## Start DATASET EXCERPTS
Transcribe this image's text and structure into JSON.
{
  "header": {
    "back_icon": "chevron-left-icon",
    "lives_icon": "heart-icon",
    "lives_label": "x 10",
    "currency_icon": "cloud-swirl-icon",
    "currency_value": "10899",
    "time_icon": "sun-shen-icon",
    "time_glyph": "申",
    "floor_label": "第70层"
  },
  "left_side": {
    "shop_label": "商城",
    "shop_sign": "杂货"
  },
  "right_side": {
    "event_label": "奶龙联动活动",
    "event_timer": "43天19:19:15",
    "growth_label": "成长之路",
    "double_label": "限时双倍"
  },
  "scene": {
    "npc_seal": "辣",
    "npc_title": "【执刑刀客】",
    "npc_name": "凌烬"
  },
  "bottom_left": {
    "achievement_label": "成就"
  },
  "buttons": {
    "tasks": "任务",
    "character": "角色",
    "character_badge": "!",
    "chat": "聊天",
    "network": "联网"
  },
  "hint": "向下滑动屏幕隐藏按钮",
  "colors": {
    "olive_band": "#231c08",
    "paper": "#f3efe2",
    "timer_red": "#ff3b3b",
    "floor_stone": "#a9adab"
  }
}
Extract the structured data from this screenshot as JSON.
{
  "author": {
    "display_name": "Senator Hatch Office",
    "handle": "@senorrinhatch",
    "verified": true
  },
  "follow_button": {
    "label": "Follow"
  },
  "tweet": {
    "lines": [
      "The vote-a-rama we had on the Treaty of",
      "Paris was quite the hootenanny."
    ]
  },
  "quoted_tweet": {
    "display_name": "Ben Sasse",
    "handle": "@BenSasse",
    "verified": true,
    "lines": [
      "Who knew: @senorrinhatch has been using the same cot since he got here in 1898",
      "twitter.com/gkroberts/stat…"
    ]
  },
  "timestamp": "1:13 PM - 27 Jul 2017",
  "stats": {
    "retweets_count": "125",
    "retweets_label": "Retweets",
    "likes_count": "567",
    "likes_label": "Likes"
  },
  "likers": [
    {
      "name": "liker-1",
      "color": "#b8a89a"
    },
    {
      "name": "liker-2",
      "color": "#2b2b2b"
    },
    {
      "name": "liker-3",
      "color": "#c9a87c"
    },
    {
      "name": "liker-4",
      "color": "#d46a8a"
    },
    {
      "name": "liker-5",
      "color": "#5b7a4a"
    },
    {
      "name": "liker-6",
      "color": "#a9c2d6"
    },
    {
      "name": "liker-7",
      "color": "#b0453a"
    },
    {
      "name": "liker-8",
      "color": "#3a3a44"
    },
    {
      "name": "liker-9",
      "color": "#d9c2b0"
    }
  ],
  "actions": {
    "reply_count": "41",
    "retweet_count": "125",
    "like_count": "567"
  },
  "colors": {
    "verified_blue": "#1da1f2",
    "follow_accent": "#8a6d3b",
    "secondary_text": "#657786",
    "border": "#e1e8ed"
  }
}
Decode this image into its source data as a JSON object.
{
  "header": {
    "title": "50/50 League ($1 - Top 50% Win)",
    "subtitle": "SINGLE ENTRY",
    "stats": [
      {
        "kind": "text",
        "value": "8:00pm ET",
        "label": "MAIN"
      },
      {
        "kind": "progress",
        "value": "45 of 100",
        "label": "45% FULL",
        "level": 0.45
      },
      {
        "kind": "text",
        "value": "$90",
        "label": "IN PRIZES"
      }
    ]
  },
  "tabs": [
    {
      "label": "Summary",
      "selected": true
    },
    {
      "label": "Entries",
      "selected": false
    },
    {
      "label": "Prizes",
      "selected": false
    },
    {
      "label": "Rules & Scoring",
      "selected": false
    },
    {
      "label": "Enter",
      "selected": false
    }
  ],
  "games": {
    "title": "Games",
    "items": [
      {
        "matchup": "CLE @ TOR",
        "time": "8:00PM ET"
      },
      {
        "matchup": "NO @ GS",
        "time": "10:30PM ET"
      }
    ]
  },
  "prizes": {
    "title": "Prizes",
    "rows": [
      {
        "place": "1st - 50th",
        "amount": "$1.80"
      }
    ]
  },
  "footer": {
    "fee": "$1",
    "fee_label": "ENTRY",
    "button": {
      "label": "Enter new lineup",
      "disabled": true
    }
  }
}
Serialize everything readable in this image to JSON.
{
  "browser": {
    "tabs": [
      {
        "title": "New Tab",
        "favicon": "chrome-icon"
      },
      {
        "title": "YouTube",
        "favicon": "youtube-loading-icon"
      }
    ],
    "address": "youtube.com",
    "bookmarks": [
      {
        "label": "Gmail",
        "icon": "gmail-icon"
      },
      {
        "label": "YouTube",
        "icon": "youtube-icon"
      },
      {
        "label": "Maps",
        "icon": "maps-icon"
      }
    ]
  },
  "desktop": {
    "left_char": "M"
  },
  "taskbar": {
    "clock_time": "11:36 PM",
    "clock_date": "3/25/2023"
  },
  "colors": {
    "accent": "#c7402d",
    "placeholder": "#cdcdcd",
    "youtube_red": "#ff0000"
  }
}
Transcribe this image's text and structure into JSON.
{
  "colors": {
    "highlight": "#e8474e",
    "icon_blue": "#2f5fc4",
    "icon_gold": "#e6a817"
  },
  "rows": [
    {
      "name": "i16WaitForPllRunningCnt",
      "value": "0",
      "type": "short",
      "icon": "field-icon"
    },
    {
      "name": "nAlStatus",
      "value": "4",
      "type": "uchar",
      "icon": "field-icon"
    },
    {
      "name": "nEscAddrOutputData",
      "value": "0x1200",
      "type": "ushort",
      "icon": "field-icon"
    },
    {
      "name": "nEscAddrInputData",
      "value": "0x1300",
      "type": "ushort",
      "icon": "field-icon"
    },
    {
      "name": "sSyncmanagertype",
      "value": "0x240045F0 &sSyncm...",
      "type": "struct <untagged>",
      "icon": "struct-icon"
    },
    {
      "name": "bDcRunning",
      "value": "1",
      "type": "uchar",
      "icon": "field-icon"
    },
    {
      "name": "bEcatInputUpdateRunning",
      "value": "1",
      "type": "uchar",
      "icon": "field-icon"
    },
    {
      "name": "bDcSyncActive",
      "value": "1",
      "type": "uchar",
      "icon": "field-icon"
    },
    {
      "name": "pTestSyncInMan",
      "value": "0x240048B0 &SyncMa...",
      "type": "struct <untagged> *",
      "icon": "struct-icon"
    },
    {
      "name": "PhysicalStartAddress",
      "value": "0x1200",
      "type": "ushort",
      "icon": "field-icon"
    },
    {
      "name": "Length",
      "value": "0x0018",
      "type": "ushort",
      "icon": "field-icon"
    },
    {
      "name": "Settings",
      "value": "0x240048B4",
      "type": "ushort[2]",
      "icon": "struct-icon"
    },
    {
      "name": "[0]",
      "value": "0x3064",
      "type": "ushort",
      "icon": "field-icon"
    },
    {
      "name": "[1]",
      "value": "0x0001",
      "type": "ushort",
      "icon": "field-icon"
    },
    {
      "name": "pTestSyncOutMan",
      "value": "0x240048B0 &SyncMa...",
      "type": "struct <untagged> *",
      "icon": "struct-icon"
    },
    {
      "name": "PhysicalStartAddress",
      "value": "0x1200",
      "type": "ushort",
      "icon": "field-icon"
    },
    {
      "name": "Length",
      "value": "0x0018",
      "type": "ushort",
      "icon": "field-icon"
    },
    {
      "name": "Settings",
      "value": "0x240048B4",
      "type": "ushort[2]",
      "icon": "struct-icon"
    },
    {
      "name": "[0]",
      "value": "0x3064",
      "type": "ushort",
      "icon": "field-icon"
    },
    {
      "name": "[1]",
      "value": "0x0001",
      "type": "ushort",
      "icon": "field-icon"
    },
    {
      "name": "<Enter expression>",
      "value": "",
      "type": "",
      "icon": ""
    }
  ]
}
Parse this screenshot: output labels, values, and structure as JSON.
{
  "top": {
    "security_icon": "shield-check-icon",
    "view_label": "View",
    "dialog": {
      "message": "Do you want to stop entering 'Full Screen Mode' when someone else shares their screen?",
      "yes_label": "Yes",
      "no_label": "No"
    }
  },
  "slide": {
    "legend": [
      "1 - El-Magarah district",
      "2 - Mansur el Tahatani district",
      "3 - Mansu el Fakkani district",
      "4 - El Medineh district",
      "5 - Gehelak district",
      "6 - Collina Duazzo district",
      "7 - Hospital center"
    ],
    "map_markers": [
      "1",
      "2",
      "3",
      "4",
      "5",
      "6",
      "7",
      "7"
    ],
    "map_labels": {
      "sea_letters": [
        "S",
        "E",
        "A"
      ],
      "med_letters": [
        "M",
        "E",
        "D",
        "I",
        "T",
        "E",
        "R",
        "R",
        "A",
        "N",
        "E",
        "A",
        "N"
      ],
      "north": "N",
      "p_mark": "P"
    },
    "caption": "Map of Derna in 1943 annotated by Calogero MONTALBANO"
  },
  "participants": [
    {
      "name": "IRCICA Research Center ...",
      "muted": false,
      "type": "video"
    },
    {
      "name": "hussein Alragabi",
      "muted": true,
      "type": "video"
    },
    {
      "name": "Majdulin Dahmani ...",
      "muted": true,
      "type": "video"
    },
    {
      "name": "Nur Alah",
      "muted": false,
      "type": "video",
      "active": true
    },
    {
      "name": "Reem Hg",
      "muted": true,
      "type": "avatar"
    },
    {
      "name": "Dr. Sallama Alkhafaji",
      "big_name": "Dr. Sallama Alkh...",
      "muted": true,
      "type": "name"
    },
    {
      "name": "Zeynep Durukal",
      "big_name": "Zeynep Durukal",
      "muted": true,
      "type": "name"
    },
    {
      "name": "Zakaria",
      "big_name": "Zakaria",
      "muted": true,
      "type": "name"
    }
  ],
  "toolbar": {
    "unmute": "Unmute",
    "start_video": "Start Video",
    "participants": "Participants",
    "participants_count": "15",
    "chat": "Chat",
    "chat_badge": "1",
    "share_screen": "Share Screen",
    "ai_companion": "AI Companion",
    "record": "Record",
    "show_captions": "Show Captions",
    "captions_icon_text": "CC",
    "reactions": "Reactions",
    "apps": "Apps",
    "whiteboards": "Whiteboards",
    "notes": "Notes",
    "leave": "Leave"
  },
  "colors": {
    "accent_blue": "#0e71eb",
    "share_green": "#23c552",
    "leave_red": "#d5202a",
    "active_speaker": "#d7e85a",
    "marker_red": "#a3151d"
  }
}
## End DATASET EXCERPTS
| EXERCISE AIM |
Filter the listing for the word "ENTRY" and copy every line that holds it.

| WRITTEN SOLUTION |
    "subtitle": "SINGLE ENTRY",
    "fee_label": "ENTRY",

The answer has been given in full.